__PROBLEM REQUIREMENTS__
Where a line holds the word "phase", copy that line.

━━━ INPUT

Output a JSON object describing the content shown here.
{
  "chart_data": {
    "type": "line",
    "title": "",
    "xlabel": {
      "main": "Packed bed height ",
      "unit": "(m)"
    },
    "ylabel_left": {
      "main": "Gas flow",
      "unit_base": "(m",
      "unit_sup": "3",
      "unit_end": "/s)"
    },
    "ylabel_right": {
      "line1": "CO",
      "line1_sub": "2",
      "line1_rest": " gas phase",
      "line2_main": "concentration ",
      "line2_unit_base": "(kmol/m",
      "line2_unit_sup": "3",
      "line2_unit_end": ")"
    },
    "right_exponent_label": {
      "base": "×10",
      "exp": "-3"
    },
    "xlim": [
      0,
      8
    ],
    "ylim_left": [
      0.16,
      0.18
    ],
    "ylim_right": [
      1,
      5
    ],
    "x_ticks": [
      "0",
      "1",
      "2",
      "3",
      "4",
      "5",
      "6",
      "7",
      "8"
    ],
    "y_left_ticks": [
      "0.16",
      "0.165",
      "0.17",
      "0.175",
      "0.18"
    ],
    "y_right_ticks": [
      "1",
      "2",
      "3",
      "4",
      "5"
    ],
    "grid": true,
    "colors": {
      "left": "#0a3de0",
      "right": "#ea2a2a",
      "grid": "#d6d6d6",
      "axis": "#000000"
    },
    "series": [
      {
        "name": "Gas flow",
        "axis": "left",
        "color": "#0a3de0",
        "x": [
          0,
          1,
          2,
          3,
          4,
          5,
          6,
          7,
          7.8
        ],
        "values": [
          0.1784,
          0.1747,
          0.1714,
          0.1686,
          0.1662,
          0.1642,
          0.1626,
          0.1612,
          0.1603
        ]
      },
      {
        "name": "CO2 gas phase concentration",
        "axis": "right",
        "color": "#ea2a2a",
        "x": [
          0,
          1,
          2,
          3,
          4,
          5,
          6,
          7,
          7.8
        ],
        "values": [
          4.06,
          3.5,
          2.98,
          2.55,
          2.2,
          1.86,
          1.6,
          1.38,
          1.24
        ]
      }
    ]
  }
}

━━━━━━

__SOLUTION__
      "line1_rest": " gas phase",
        "name": "CO2 gas phase concentration",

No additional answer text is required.